• [Extracted records]:
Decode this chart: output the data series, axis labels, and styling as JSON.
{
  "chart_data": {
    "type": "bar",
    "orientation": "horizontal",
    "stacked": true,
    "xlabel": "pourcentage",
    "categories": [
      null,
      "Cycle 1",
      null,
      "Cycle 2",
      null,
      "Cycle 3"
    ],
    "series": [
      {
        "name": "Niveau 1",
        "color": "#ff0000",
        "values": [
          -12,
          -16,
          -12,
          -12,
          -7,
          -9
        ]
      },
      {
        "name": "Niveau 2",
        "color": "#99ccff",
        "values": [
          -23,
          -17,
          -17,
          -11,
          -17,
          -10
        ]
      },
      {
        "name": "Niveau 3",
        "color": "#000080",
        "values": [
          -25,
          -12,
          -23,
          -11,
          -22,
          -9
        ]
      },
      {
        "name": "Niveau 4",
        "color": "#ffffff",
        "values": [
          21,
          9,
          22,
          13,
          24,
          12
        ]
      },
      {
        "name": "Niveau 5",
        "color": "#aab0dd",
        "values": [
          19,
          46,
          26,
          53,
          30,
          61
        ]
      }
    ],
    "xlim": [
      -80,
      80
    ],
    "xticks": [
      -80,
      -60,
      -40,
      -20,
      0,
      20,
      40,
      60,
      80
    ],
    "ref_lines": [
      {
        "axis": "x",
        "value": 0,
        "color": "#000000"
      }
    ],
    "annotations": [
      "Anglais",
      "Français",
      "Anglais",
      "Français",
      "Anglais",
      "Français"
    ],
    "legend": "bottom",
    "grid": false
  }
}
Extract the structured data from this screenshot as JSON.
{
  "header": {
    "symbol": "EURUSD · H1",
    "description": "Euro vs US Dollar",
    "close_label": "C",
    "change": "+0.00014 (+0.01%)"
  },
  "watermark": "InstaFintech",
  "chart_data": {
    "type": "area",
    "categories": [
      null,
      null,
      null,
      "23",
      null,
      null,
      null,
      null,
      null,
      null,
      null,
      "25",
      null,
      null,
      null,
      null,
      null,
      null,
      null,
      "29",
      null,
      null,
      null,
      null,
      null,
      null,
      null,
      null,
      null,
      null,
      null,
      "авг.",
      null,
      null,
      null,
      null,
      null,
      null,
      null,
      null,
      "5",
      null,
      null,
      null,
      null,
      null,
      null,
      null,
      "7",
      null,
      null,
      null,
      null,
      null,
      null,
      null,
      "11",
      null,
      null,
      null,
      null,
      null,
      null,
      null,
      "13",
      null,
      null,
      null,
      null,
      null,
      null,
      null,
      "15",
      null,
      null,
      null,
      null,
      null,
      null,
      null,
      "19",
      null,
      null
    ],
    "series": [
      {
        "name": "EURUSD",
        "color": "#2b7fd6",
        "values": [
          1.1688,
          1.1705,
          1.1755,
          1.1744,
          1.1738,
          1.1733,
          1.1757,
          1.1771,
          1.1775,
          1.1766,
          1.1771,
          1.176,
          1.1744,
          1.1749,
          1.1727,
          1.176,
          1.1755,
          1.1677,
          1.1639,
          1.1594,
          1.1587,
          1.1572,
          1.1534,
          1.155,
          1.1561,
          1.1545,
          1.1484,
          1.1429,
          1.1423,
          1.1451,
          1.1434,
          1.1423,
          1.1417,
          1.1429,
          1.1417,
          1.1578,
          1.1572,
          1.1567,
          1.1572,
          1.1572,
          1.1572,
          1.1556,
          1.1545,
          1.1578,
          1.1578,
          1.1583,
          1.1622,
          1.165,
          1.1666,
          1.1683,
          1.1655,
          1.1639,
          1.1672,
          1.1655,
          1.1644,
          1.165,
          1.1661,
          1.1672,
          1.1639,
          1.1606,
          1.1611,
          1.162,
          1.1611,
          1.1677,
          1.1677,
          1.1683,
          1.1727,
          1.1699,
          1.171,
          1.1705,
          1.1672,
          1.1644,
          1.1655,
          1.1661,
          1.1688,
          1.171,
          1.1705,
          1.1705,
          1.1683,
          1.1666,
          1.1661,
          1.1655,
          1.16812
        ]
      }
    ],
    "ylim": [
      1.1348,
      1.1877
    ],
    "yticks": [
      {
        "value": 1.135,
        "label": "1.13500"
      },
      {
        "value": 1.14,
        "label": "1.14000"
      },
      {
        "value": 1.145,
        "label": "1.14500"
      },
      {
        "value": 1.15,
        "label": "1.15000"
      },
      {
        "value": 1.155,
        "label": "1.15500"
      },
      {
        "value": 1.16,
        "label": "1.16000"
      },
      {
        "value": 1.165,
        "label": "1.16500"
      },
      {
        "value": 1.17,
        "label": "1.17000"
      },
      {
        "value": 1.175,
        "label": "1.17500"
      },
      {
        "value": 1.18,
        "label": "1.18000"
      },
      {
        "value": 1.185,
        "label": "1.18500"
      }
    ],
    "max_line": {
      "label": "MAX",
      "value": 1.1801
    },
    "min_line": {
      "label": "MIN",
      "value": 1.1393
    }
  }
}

• [Exercise brief]:
Return each line of the records above exactly as it reads.

• [Problem solution]:
Decode this chart: output the data series, axis labels, and styling as JSON.
{
  "chart_data": {
    "type": "bar",
    "orientation": "horizontal",
    "stacked": true,
    "xlabel": "pourcentage",
    "categories": [
      null,
      "Cycle 1",
      null,
      "Cycle 2",
      null,
      "Cycle 3"
    ],
    "series": [
      {
        "name": "Niveau 1",
        "color": "#ff0000",
        "values": [
          -12,
          -16,
          -12,
          -12,
          -7,
          -9
        ]
      },
      {
        "name": "Niveau 2",
        "color": "#99ccff",
        "values": [
          -23,
          -17,
          -17,
          -11,
          -17,
          -10
        ]
      },
      {
        "name": "Niveau 3",
        "color": "#000080",
        "values": [
          -25,
          -12,
          -23,
          -11,
          -22,
          -9
        ]
      },
      {
        "name": "Niveau 4",
        "color": "#ffffff",
        "values": [
          21,
          9,
          22,
          13,
          24,
          12
        ]
      },
      {
        "name": "Niveau 5",
        "color": "#aab0dd",
        "values": [
          19,
          46,
          26,
          53,
          30,
          61
        ]
      }
    ],
    "xlim": [
      -80,
      80
    ],
    "xticks": [
      -80,
      -60,
      -40,
      -20,
      0,
      20,
      40,
      60,
      80
    ],
    "ref_lines": [
      {
        "axis": "x",
        "value": 0,
        "color": "#000000"
      }
    ],
    "annotations": [
      "Anglais",
      "Français",
      "Anglais",
      "Français",
      "Anglais",
      "Français"
    ],
    "legend": "bottom",
    "grid": false
  }
}
Extract the structured data from this screenshot as JSON.
{
  "header": {
    "symbol": "EURUSD · H1",
    "description": "Euro vs US Dollar",
    "close_label": "C",
    "change": "+0.00014 (+0.01%)"
  },
  "watermark": "InstaFintech",
  "chart_data": {
    "type": "area",
    "categories": [
      null,
      null,
      null,
      "23",
      null,
      null,
      null,
      null,
      null,
      null,
      null,
      "25",
      null,
      null,
      null,
      null,
      null,
      null,
      null,
      "29",
      null,
      null,
      null,
      null,
      null,
      null,
      null,
      null,
      null,
      null,
      null,
      "авг.",
      null,
      null,
      null,
      null,
      null,
      null,
      null,
      null,
      "5",
      null,
      null,
      null,
      null,
      null,
      null,
      null,
      "7",
      null,
      null,
      null,
      null,
      null,
      null,
      null,
      "11",
      null,
      null,
      null,
      null,
      null,
      null,
      null,
      "13",
      null,
      null,
      null,
      null,
      null,
      null,
      null,
      "15",
      null,
      null,
      null,
      null,
      null,
      null,
      null,
      "19",
      null,
      null
    ],
    "series": [
      {
        "name": "EURUSD",
        "color": "#2b7fd6",
        "values": [
          1.1688,
          1.1705,
          1.1755,
          1.1744,
          1.1738,
          1.1733,
          1.1757,
          1.1771,
          1.1775,
          1.1766,
          1.1771,
          1.176,
          1.1744,
          1.1749,
          1.1727,
          1.176,
          1.1755,
          1.1677,
          1.1639,
          1.1594,
          1.1587,
          1.1572,
          1.1534,
          1.155,
          1.1561,
          1.1545,
          1.1484,
          1.1429,
          1.1423,
          1.1451,
          1.1434,
          1.1423,
          1.1417,
          1.1429,
          1.1417,
          1.1578,
          1.1572,
          1.1567,
          1.1572,
          1.1572,
          1.1572,
          1.1556,
          1.1545,
          1.1578,
          1.1578,
          1.1583,
          1.1622,
          1.165,
          1.1666,
          1.1683,
          1.1655,
          1.1639,
          1.1672,
          1.1655,
          1.1644,
          1.165,
          1.1661,
          1.1672,
          1.1639,
          1.1606,
          1.1611,
          1.162,
          1.1611,
          1.1677,
          1.1677,
          1.1683,
          1.1727,
          1.1699,
          1.171,
          1.1705,
          1.1672,
          1.1644,
          1.1655,
          1.1661,
          1.1688,
          1.171,
          1.1705,
          1.1705,
          1.1683,
          1.1666,
          1.1661,
          1.1655,
          1.16812
        ]
      }
    ],
    "ylim": [
      1.1348,
      1.1877
    ],
    "yticks": [
      {
        "value": 1.135,
        "label": "1.13500"
      },
      {
        "value": 1.14,
        "label": "1.14000"
      },
      {
        "value": 1.145,
        "label": "1.14500"
      },
      {
        "value": 1.15,
        "label": "1.15000"
      },
      {
        "value": 1.155,
        "label": "1.15500"
      },
      {
        "value": 1.16,
        "label": "1.16000"
      },
      {
        "value": 1.165,
        "label": "1.16500"
      },
      {
        "value": 1.17,
        "label": "1.17000"
      },
      {
        "value": 1.175,
        "label": "1.17500"
      },
      {
        "value": 1.18,
        "label": "1.18000"
      },
      {
        "value": 1.185,
        "label": "1.18500"
      }
    ],
    "max_line": {
      "label": "MAX",
      "value": 1.1801
    },
    "min_line": {
      "label": "MIN",
      "value": 1.1393
    }
  }
}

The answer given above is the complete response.